*** Dataset content ***

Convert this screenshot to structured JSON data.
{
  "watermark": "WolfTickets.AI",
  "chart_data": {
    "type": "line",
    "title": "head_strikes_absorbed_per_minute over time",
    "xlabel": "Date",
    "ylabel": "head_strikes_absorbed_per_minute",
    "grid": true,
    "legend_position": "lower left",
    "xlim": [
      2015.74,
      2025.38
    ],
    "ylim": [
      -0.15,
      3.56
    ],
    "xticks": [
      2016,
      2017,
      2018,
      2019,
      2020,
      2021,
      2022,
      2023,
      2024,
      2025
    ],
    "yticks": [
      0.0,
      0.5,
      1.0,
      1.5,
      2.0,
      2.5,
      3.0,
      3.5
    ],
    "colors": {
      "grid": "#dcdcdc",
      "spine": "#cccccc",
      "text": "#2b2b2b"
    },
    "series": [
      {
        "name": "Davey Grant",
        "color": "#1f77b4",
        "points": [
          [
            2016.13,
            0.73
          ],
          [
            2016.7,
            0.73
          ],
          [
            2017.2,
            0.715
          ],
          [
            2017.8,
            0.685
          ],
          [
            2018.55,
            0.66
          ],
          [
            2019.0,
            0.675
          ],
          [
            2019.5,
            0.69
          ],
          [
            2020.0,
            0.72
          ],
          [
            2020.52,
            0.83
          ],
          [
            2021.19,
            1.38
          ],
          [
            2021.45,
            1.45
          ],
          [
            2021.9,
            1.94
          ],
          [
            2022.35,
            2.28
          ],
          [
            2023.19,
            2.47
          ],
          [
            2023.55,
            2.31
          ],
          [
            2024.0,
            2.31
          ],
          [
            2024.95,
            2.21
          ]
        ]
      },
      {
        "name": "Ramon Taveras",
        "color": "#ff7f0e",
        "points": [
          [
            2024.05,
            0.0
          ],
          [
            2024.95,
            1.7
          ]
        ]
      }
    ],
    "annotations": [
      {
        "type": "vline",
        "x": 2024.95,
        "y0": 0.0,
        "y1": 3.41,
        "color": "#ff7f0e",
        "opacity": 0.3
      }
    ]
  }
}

***

● **Exercise instructions**
Copy every single line of the material above that holds "name".

● **Exercise response**
        "name": "Davey Grant",
        "name": "Ramon Taveras",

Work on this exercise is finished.